Objective:
Return the full material exactly.

Data for the task:

::::::::::

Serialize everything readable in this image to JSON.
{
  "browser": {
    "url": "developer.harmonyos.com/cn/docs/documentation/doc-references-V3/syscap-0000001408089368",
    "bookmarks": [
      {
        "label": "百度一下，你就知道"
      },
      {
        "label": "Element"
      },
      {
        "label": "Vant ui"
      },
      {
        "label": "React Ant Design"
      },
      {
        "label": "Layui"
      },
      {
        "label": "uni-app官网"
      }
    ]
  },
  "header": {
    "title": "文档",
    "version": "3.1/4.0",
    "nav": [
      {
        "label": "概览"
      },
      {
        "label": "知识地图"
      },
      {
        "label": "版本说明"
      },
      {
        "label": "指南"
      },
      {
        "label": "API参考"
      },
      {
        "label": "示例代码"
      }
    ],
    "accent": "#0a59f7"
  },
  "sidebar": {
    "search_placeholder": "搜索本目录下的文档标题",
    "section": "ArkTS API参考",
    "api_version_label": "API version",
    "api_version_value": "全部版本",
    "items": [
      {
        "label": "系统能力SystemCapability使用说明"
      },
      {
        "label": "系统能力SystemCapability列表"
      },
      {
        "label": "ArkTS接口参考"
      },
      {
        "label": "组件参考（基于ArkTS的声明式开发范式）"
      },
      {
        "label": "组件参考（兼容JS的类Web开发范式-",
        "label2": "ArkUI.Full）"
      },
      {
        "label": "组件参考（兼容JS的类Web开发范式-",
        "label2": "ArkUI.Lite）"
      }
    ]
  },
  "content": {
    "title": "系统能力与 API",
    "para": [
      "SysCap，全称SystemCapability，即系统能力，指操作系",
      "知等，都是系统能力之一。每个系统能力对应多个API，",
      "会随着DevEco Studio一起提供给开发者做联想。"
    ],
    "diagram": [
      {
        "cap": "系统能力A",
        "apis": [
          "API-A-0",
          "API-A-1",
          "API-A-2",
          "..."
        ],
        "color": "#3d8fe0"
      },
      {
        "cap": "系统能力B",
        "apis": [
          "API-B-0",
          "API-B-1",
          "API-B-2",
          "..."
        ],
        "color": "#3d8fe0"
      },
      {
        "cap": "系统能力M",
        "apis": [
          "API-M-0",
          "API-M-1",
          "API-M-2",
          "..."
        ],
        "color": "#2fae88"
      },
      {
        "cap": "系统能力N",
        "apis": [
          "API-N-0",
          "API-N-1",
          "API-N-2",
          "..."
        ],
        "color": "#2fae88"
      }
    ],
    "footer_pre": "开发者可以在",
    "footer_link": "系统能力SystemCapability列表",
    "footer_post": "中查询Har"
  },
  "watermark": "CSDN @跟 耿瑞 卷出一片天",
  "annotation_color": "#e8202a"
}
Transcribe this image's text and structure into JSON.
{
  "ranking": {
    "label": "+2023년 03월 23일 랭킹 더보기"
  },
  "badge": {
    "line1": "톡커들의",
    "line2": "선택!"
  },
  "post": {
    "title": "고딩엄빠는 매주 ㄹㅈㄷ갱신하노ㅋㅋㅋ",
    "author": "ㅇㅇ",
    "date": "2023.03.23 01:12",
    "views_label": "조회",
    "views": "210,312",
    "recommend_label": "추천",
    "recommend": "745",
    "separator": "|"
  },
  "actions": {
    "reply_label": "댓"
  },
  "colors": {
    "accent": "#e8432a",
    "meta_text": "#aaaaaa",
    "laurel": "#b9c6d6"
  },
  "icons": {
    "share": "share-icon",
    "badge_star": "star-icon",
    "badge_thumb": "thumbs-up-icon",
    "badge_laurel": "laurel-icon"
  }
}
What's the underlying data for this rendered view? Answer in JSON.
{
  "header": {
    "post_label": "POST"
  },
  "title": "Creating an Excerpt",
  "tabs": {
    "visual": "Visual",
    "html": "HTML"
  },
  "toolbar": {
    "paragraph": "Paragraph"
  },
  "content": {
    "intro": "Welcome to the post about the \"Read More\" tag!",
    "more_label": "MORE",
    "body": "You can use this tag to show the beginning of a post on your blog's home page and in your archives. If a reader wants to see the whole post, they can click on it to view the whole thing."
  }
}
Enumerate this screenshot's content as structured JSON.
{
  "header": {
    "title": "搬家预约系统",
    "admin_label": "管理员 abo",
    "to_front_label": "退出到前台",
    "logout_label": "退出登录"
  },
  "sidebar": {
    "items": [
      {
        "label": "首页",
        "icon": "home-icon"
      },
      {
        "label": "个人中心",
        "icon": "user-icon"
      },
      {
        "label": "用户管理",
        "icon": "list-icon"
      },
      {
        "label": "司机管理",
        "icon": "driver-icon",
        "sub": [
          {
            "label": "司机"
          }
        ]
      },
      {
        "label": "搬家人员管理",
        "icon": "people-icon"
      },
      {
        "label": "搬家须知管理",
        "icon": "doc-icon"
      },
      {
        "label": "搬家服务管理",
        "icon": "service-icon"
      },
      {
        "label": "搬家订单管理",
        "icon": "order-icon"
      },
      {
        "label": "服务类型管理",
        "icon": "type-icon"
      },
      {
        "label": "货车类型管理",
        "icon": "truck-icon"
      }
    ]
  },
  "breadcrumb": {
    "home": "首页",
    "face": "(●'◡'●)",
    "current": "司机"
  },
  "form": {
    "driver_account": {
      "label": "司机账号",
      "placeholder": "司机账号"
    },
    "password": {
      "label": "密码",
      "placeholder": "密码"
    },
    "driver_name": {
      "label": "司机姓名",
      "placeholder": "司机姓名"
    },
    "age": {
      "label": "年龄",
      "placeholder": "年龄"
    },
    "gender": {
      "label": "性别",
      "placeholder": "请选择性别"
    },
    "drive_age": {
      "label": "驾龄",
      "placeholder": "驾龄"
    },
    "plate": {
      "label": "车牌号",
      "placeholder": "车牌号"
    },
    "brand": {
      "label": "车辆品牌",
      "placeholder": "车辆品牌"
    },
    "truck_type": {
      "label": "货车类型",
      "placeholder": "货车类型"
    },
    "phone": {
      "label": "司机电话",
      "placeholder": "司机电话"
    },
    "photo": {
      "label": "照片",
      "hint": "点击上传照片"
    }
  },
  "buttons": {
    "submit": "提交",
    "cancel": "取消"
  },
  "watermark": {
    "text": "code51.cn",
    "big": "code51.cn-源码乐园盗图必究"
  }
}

::::::::::

Correct response:
Serialize everything readable in this image to JSON.
{
  "browser": {
    "url": "developer.harmonyos.com/cn/docs/documentation/doc-references-V3/syscap-0000001408089368",
    "bookmarks": [
      {
        "label": "百度一下，你就知道"
      },
      {
        "label": "Element"
      },
      {
        "label": "Vant ui"
      },
      {
        "label": "React Ant Design"
      },
      {
        "label": "Layui"
      },
      {
        "label": "uni-app官网"
      }
    ]
  },
  "header": {
    "title": "文档",
    "version": "3.1/4.0",
    "nav": [
      {
        "label": "概览"
      },
      {
        "label": "知识地图"
      },
      {
        "label": "版本说明"
      },
      {
        "label": "指南"
      },
      {
        "label": "API参考"
      },
      {
        "label": "示例代码"
      }
    ],
    "accent": "#0a59f7"
  },
  "sidebar": {
    "search_placeholder": "搜索本目录下的文档标题",
    "section": "ArkTS API参考",
    "api_version_label": "API version",
    "api_version_value": "全部版本",
    "items": [
      {
        "label": "系统能力SystemCapability使用说明"
      },
      {
        "label": "系统能力SystemCapability列表"
      },
      {
        "label": "ArkTS接口参考"
      },
      {
        "label": "组件参考（基于ArkTS的声明式开发范式）"
      },
      {
        "label": "组件参考（兼容JS的类Web开发范式-",
        "label2": "ArkUI.Full）"
      },
      {
        "label": "组件参考（兼容JS的类Web开发范式-",
        "label2": "ArkUI.Lite）"
      }
    ]
  },
  "content": {
    "title": "系统能力与 API",
    "para": [
      "SysCap，全称SystemCapability，即系统能力，指操作系",
      "知等，都是系统能力之一。每个系统能力对应多个API，",
      "会随着DevEco Studio一起提供给开发者做联想。"
    ],
    "diagram": [
      {
        "cap": "系统能力A",
        "apis": [
          "API-A-0",
          "API-A-1",
          "API-A-2",
          "..."
        ],
        "color": "#3d8fe0"
      },
      {
        "cap": "系统能力B",
        "apis": [
          "API-B-0",
          "API-B-1",
          "API-B-2",
          "..."
        ],
        "color": "#3d8fe0"
      },
      {
        "cap": "系统能力M",
        "apis": [
          "API-M-0",
          "API-M-1",
          "API-M-2",
          "..."
        ],
        "color": "#2fae88"
      },
      {
        "cap": "系统能力N",
        "apis": [
          "API-N-0",
          "API-N-1",
          "API-N-2",
          "..."
        ],
        "color": "#2fae88"
      }
    ],
    "footer_pre": "开发者可以在",
    "footer_link": "系统能力SystemCapability列表",
    "footer_post": "中查询Har"
  },
  "watermark": "CSDN @跟 耿瑞 卷出一片天",
  "annotation_color": "#e8202a"
}
Transcribe this image's text and structure into JSON.
{
  "ranking": {
    "label": "+2023년 03월 23일 랭킹 더보기"
  },
  "badge": {
    "line1": "톡커들의",
    "line2": "선택!"
  },
  "post": {
    "title": "고딩엄빠는 매주 ㄹㅈㄷ갱신하노ㅋㅋㅋ",
    "author": "ㅇㅇ",
    "date": "2023.03.23 01:12",
    "views_label": "조회",
    "views": "210,312",
    "recommend_label": "추천",
    "recommend": "745",
    "separator": "|"
  },
  "actions": {
    "reply_label": "댓"
  },
  "colors": {
    "accent": "#e8432a",
    "meta_text": "#aaaaaa",
    "laurel": "#b9c6d6"
  },
  "icons": {
    "share": "share-icon",
    "badge_star": "star-icon",
    "badge_thumb": "thumbs-up-icon",
    "badge_laurel": "laurel-icon"
  }
}
What's the underlying data for this rendered view? Answer in JSON.
{
  "header": {
    "post_label": "POST"
  },
  "title": "Creating an Excerpt",
  "tabs": {
    "visual": "Visual",
    "html": "HTML"
  },
  "toolbar": {
    "paragraph": "Paragraph"
  },
  "content": {
    "intro": "Welcome to the post about the \"Read More\" tag!",
    "more_label": "MORE",
    "body": "You can use this tag to show the beginning of a post on your blog's home page and in your archives. If a reader wants to see the whole post, they can click on it to view the whole thing."
  }
}
Enumerate this screenshot's content as structured JSON.
{
  "header": {
    "title": "搬家预约系统",
    "admin_label": "管理员 abo",
    "to_front_label": "退出到前台",
    "logout_label": "退出登录"
  },
  "sidebar": {
    "items": [
      {
        "label": "首页",
        "icon": "home-icon"
      },
      {
        "label": "个人中心",
        "icon": "user-icon"
      },
      {
        "label": "用户管理",
        "icon": "list-icon"
      },
      {
        "label": "司机管理",
        "icon": "driver-icon",
        "sub": [
          {
            "label": "司机"
          }
        ]
      },
      {
        "label": "搬家人员管理",
        "icon": "people-icon"
      },
      {
        "label": "搬家须知管理",
        "icon": "doc-icon"
      },
      {
        "label": "搬家服务管理",
        "icon": "service-icon"
      },
      {
        "label": "搬家订单管理",
        "icon": "order-icon"
      },
      {
        "label": "服务类型管理",
        "icon": "type-icon"
      },
      {
        "label": "货车类型管理",
        "icon": "truck-icon"
      }
    ]
  },
  "breadcrumb": {
    "home": "首页",
    "face": "(●'◡'●)",
    "current": "司机"
  },
  "form": {
    "driver_account": {
      "label": "司机账号",
      "placeholder": "司机账号"
    },
    "password": {
      "label": "密码",
      "placeholder": "密码"
    },
    "driver_name": {
      "label": "司机姓名",
      "placeholder": "司机姓名"
    },
    "age": {
      "label": "年龄",
      "placeholder": "年龄"
    },
    "gender": {
      "label": "性别",
      "placeholder": "请选择性别"
    },
    "drive_age": {
      "label": "驾龄",
      "placeholder": "驾龄"
    },
    "plate": {
      "label": "车牌号",
      "placeholder": "车牌号"
    },
    "brand": {
      "label": "车辆品牌",
      "placeholder": "车辆品牌"
    },
    "truck_type": {
      "label": "货车类型",
      "placeholder": "货车类型"
    },
    "phone": {
      "label": "司机电话",
      "placeholder": "司机电话"
    },
    "photo": {
      "label": "照片",
      "hint": "点击上传照片"
    }
  },
  "buttons": {
    "submit": "提交",
    "cancel": "取消"
  },
  "watermark": {
    "text": "code51.cn",
    "big": "code51.cn-源码乐园盗图必究"
  }
}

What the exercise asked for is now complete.